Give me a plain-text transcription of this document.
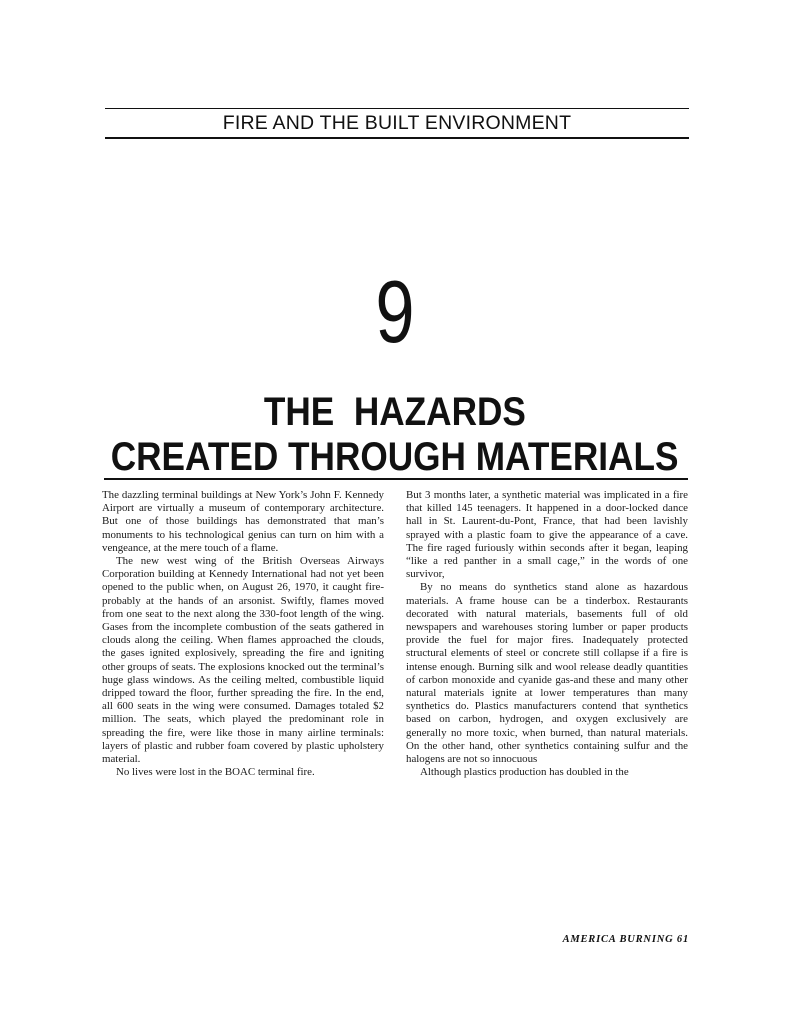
FIRE AND THE BUILT ENVIRONMENT
9
THE  HAZARDS
CREATED THROUGH MATERIALS

The dazzling terminal buildings at New York’s John F. Kennedy Airport are virtually a museum of contemporary architecture. But one of those buildings has demonstrated that man’s monuments to his technological genius can turn on him with a vengeance, at the mere touch of a flame.

The new west wing of the British Overseas Airways Corporation building at Kennedy International had not yet been opened to the public when, on August 26, 1970, it caught fire-probably at the hands of an arsonist. Swiftly, flames moved from one seat to the next along the 330-foot length of the wing. Gases from the incomplete combustion of the seats gathered in clouds along the ceiling. When flames approached the clouds, the gases ignited explosively, spreading the fire and igniting other groups of seats. The explosions knocked out the terminal’s huge glass windows. As the ceiling melted, combustible liquid dripped toward the floor, further spreading the fire. In the end, all 600 seats in the wing were consumed. Damages totaled $2 million. The seats, which played the predominant role in spreading the fire, were like those in many airline terminals: layers of plastic and rubber foam covered by plastic upholstery material.

No lives were lost in the BOAC terminal fire.

But 3 months later, a synthetic material was implicated in a fire that killed 145 teenagers. It happened in a door-locked dance hall in St. Laurent-du-Pont, France, that had been lavishly sprayed with a plastic foam to give the appearance of a cave. The fire raged furiously within seconds after it began, leaping “like a red panther in a small cage,” in the words of one survivor,

By no means do synthetics stand alone as hazardous materials. A frame house can be a tinderbox. Restaurants decorated with natural materials, basements full of old newspapers and warehouses storing lumber or paper products provide the fuel for major fires. Inadequately protected structural elements of steel or concrete still collapse if a fire is intense enough. Burning silk and wool release deadly quantities of carbon monoxide and cyanide gas-and these and many other natural materials ignite at lower temperatures than many synthetics do. Plastics manufacturers contend that synthetics based on carbon, hydrogen, and oxygen exclusively are generally no more toxic, when burned, than natural materials. On the other hand, other synthetics containing sulfur and the halogens are not so innocuous

Although plastics production has doubled in the

AMERICA BURNING 61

• **TASK STATEMENT**
Search the entries for the string "were" and collect each line that has it.

• **TASK ANSWER**
The new west wing of the British Overseas Airways Corporation building at Kennedy International had not yet been opened to the public when, on August 26, 1970, it caught fire-probably at the hands of an arsonist. Swiftly, flames moved from one seat to the next along the 330-foot length of the wing. Gases from the incomplete combustion of the seats gathered in clouds along the ceiling. When flames approached the clouds, the gases ignited explosively, spreading the fire and igniting other groups of seats. The explosions knocked out the terminal’s huge glass windows. As the ceiling melted, combustible liquid dripped toward the floor, further spreading the fire. In the end, all 600 seats in the wing were consumed. Damages totaled $2 million. The seats, which played the predominant role in spreading the fire, were like those in many airline terminals: layers of plastic and rubber foam covered by plastic upholstery material.
No lives were lost in the BOAC terminal fire.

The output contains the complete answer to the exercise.